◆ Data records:
-------

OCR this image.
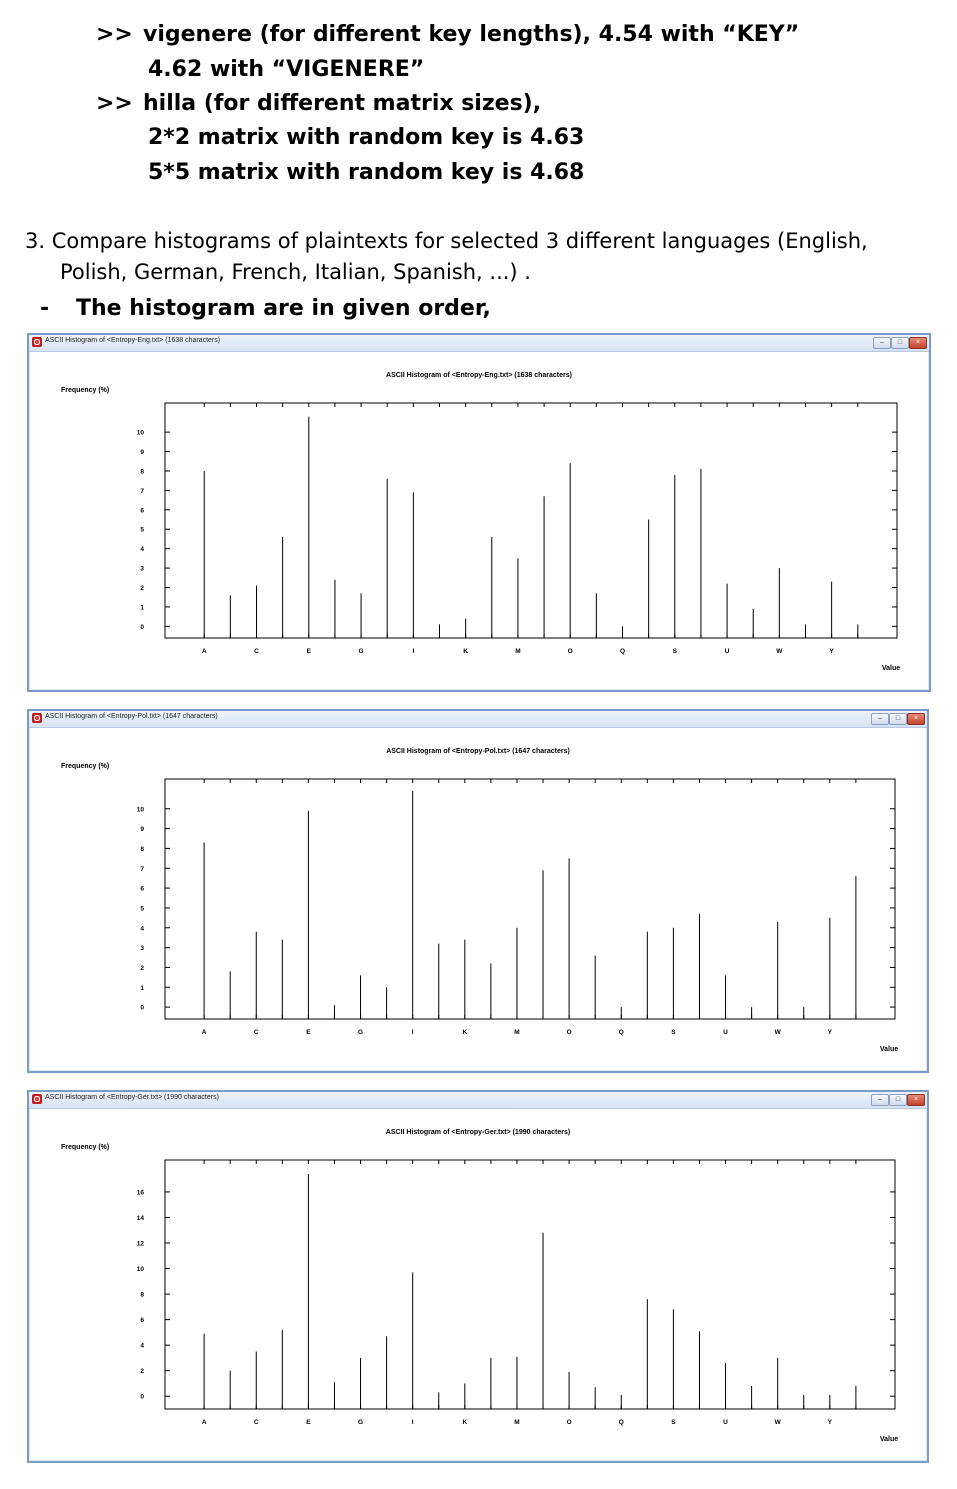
>> vigenere (for different key lengths), 4.54 with “KEY”
4.62 with “VIGENERE”
>> hilla (for different matrix sizes),
2*2 matrix with random key is 4.63
5*5 matrix with random key is 4.68
3. Compare histograms of plaintexts for selected 3 different languages (English,
Polish, German, French, Italian, Spanish, ...) .
- The histogram are in given order,
ASCII Histogram of <Entropy-Eng.txt> (1638 characters)	–	□	×
ASCII Histogram of <Entropy-Eng.txt> (1638 characters)
Frequency (%)
Value
0
1
2
3
4
5
6
7
8
9
10
A	C	E	G	I	K	M	O	Q	S	U	W	Y
ASCII Histogram of <Entropy-Pol.txt> (1647 characters)	–	□	×
ASCII Histogram of <Entropy-Pol.txt> (1647 characters)
Frequency (%)
Value
0
1
2
3
4
5
6
7
8
9
10
A	C	E	G	I	K	M	O	Q	S	U	W	Y
ASCII Histogram of <Entropy-Ger.txt> (1990 characters)	–	□	×
ASCII Histogram of <Entropy-Ger.txt> (1990 characters)
Frequency (%)
Value
0
2
4
6
8
10
12
14
16
A	C	E	G	I	K	M	O	Q	S	U	W	Y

-------

◆ Stated goal:
Return each line where "different" shows up.

◆ Response to this task:
>> vigenere (for different key lengths), 4.54 with “KEY”
>> hilla (for different matrix sizes),
3. Compare histograms of plaintexts for selected 3 different languages (English,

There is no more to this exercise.